• **Work instructions**: Copy out each of the entries below word for word, leaving out the pictures.

== Record list

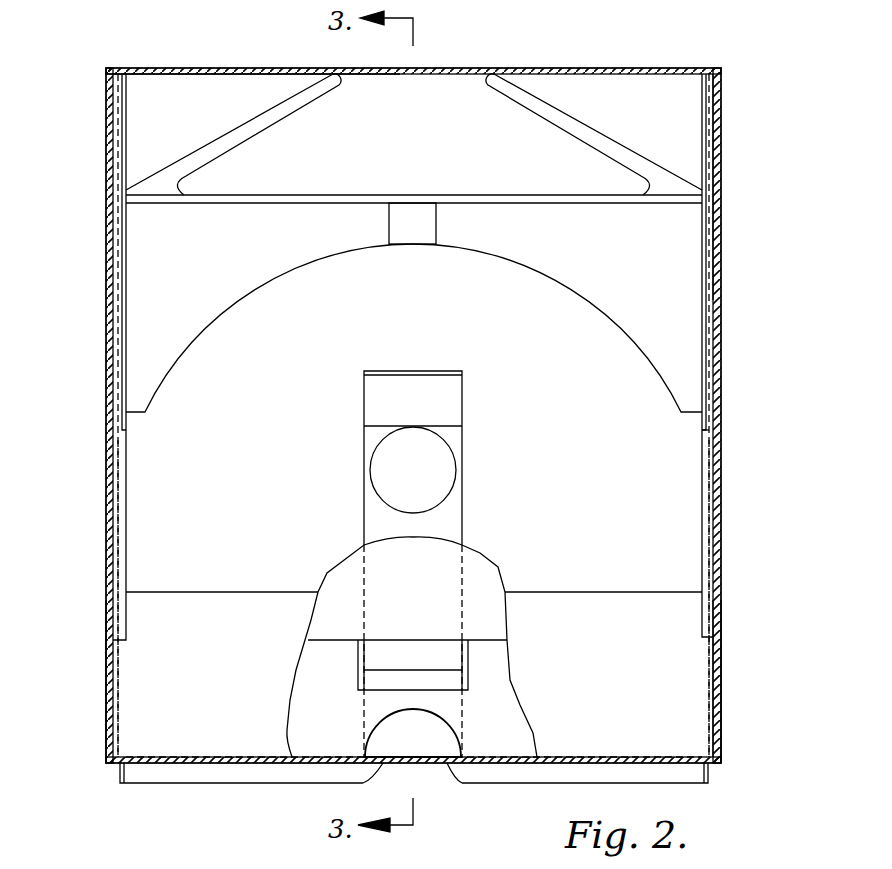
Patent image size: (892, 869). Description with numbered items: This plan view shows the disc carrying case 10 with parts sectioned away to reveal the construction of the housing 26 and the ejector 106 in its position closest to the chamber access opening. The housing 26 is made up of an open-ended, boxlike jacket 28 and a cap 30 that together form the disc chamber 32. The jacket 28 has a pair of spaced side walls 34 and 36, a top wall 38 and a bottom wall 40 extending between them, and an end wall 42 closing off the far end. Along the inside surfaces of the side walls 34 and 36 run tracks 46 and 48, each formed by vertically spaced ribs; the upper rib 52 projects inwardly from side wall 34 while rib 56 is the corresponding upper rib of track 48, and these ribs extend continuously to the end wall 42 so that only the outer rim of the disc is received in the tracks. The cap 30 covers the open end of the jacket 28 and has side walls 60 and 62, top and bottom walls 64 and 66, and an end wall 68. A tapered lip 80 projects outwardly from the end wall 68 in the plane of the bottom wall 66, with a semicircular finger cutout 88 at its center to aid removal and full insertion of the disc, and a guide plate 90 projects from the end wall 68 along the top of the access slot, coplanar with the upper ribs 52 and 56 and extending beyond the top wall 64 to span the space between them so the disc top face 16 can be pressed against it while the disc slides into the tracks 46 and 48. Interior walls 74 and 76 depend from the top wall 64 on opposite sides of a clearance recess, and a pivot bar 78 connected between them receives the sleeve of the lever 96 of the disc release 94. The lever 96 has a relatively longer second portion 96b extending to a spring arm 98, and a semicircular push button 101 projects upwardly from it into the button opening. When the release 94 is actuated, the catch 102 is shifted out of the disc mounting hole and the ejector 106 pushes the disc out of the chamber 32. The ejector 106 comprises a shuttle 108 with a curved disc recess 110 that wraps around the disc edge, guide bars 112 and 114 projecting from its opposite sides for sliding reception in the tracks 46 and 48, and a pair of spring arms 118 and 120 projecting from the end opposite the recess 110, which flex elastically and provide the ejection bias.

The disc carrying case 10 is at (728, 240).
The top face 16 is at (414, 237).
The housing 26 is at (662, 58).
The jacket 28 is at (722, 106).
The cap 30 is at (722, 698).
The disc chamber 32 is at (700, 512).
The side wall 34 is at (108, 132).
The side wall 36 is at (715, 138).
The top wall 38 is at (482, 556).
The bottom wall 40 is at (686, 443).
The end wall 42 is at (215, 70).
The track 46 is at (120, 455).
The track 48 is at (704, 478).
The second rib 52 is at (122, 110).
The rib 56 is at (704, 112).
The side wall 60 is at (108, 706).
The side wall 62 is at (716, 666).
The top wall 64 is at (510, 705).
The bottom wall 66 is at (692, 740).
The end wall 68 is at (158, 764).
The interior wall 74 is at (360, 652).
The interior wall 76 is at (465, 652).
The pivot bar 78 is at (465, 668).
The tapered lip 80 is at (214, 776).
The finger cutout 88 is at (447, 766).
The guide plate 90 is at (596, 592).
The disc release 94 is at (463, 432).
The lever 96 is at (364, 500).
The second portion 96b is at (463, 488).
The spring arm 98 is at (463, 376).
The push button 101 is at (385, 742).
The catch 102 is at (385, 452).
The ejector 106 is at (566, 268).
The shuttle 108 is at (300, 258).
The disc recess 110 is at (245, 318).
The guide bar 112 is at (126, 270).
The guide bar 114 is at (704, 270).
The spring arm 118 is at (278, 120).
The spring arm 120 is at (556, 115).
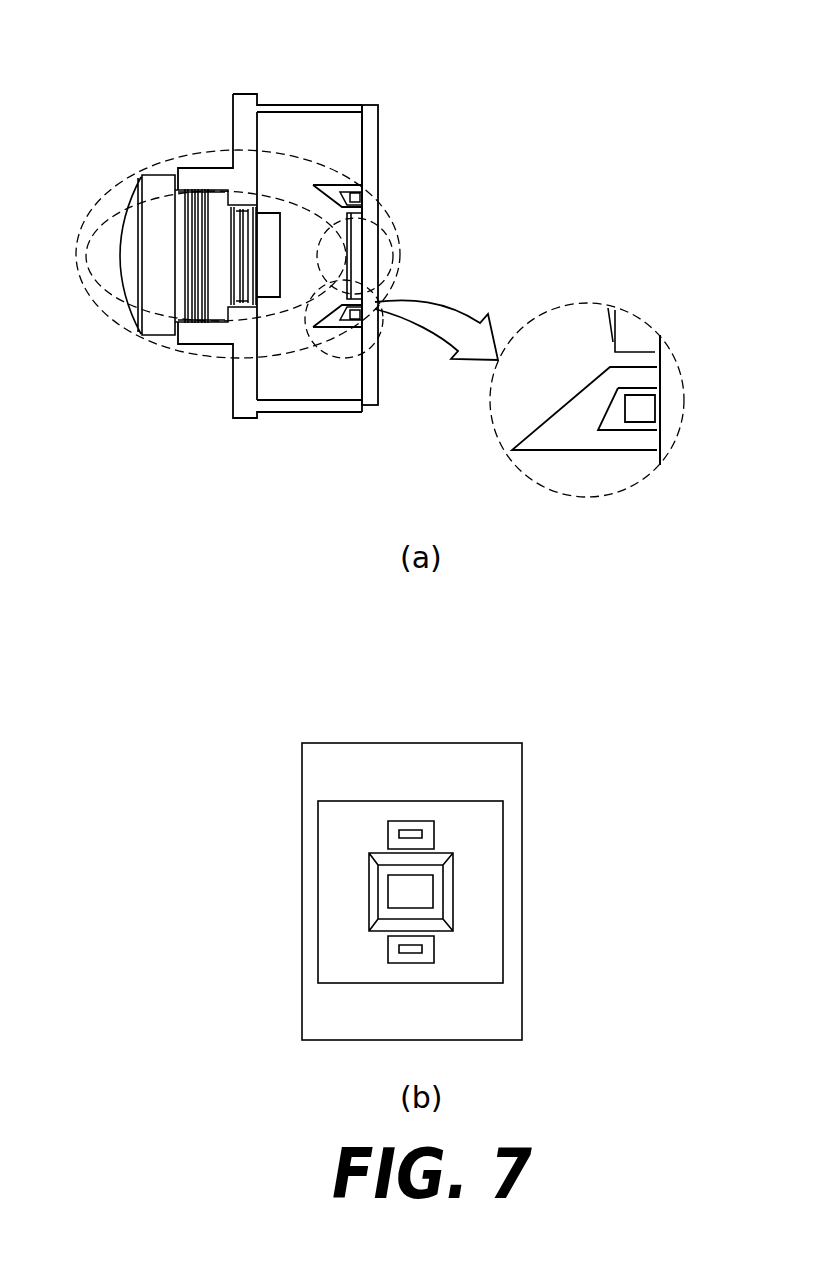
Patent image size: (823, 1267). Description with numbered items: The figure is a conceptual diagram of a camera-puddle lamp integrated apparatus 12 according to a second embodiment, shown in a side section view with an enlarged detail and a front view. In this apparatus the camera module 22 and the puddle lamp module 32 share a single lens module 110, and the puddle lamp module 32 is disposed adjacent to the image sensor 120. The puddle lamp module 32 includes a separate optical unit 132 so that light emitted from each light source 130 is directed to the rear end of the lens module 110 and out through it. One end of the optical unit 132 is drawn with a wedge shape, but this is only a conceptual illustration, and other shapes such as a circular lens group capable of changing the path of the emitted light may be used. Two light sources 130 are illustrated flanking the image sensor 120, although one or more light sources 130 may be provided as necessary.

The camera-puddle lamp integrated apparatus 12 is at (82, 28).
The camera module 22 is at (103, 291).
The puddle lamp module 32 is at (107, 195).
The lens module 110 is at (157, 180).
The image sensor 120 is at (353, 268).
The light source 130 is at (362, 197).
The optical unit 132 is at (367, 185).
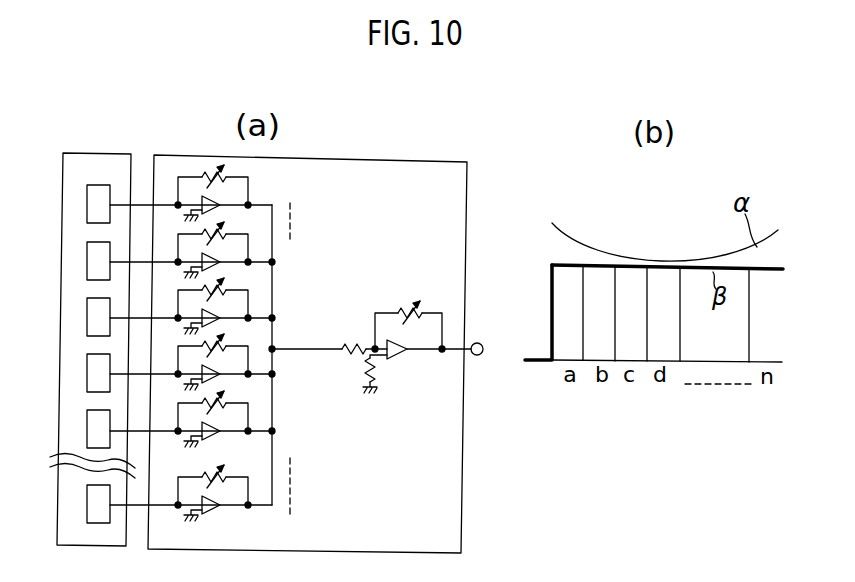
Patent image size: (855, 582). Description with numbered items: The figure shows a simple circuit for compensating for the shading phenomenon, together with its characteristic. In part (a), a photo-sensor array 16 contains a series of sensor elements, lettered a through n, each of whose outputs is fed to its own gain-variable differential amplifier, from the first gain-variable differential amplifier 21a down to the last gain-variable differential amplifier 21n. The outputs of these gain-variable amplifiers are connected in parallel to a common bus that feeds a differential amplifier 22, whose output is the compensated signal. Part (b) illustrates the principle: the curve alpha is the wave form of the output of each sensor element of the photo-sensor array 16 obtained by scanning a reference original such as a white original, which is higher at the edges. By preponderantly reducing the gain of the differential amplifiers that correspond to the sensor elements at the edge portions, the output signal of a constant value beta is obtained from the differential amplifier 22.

====

• **Response for this exercise**:
Patent image size: (892, 869). Description with numbered items: This plan view shows the disc carrying case 10 with parts sectioned away to reveal the construction of the housing 26 and the ejector 106 in its position closest to the chamber access opening. The housing 26 is made up of an open-ended, boxlike jacket 28 and a cap 30 that together form the disc chamber 32. The jacket 28 has a pair of spaced side walls 34 and 36, a top wall 38 and a bottom wall 40 extending between them, and an end wall 42 closing off the far end. Along the inside surfaces of the side walls 34 and 36 run tracks 46 and 48, each formed by vertically spaced ribs; the upper rib 52 projects inwardly from side wall 34 while rib 56 is the corresponding upper rib of track 48, and these ribs extend continuously to the end wall 42 so that only the outer rim of the disc is received in the tracks. The cap 30 covers the open end of the jacket 28 and has side walls 60 and 62, top and bottom walls 64 and 66, and an end wall 68. A tapered lip 80 projects outwardly from the end wall 68 in the plane of the bottom wall 66, with a semicircular finger cutout 88 at its center to aid removal and full insertion of the disc, and a guide plate 90 projects from the end wall 68 along the top of the access slot, coplanar with the upper ribs 52 and 56 and extending beyond the top wall 64 to span the space between them so the disc top face 16 can be pressed against it while the disc slides into the tracks 46 and 48. Interior walls 74 and 76 depend from the top wall 64 on opposite sides of a clearance recess, and a pivot bar 78 connected between them receives the sleeve of the lever 96 of the disc release 94. The lever 96 has a relatively longer second portion 96b extending to a spring arm 98, and a semicircular push button 101 projects upwardly from it into the button opening. When the release 94 is actuated, the catch 102 is shifted out of the disc mounting hole and the ejector 106 pushes the disc out of the chamber 32. The ejector 106 comprises a shuttle 108 with a curved disc recess 110 that wraps around the disc edge, guide bars 112 and 114 projecting from its opposite sides for sliding reception in the tracks 46 and 48, and a pair of spring arms 118 and 120 projecting from the end opposite the recess 110, which flex elastically and provide the ejection bias.

The disc carrying case 10 is at (728, 240).
The top face 16 is at (414, 237).
The housing 26 is at (662, 58).
The jacket 28 is at (722, 106).
The cap 30 is at (722, 698).
The disc chamber 32 is at (700, 512).
The side wall 34 is at (108, 132).
The side wall 36 is at (715, 138).
The top wall 38 is at (482, 556).
The bottom wall 40 is at (686, 443).
The end wall 42 is at (215, 70).
The track 46 is at (120, 455).
The track 48 is at (704, 478).
The second rib 52 is at (122, 110).
The rib 56 is at (704, 112).
The side wall 60 is at (108, 706).
The side wall 62 is at (716, 666).
The top wall 64 is at (510, 705).
The bottom wall 66 is at (692, 740).
The end wall 68 is at (158, 764).
The interior wall 74 is at (360, 652).
The interior wall 76 is at (465, 652).
The pivot bar 78 is at (465, 668).
The tapered lip 80 is at (214, 776).
The finger cutout 88 is at (447, 766).
The guide plate 90 is at (596, 592).
The disc release 94 is at (463, 432).
The lever 96 is at (364, 500).
The second portion 96b is at (463, 488).
The spring arm 98 is at (463, 376).
The push button 101 is at (385, 742).
The catch 102 is at (385, 452).
The ejector 106 is at (566, 268).
The shuttle 108 is at (300, 258).
The disc recess 110 is at (245, 318).
The guide bar 112 is at (126, 270).
The guide bar 114 is at (704, 270).
The spring arm 118 is at (278, 120).
The spring arm 120 is at (556, 115).
Patent image size: (823, 1267). Description with numbered items: The figure is a conceptual diagram of a camera-puddle lamp integrated apparatus 12 according to a second embodiment, shown in a side section view with an enlarged detail and a front view. In this apparatus the camera module 22 and the puddle lamp module 32 share a single lens module 110, and the puddle lamp module 32 is disposed adjacent to the image sensor 120. The puddle lamp module 32 includes a separate optical unit 132 so that light emitted from each light source 130 is directed to the rear end of the lens module 110 and out through it. One end of the optical unit 132 is drawn with a wedge shape, but this is only a conceptual illustration, and other shapes such as a circular lens group capable of changing the path of the emitted light may be used. Two light sources 130 are illustrated flanking the image sensor 120, although one or more light sources 130 may be provided as necessary.

The camera-puddle lamp integrated apparatus 12 is at (82, 28).
The camera module 22 is at (103, 291).
The puddle lamp module 32 is at (107, 195).
The lens module 110 is at (157, 180).
The image sensor 120 is at (353, 268).
The light source 130 is at (362, 197).
The optical unit 132 is at (367, 185).
Patent image size: (855, 582). Description with numbered items: The figure shows a simple circuit for compensating for the shading phenomenon, together with its characteristic. In part (a), a photo-sensor array 16 contains a series of sensor elements, lettered a through n, each of whose outputs is fed to its own gain-variable differential amplifier, from the first gain-variable differential amplifier 21a down to the last gain-variable differential amplifier 21n. The outputs of these gain-variable amplifiers are connected in parallel to a common bus that feeds a differential amplifier 22, whose output is the compensated signal. Part (b) illustrates the principle: the curve alpha is the wave form of the output of each sensor element of the photo-sensor array 16 obtained by scanning a reference original such as a white original, which is higher at the edges. By preponderantly reducing the gain of the differential amplifiers that correspond to the sensor elements at the edge portions, the output signal of a constant value beta is obtained from the differential amplifier 22.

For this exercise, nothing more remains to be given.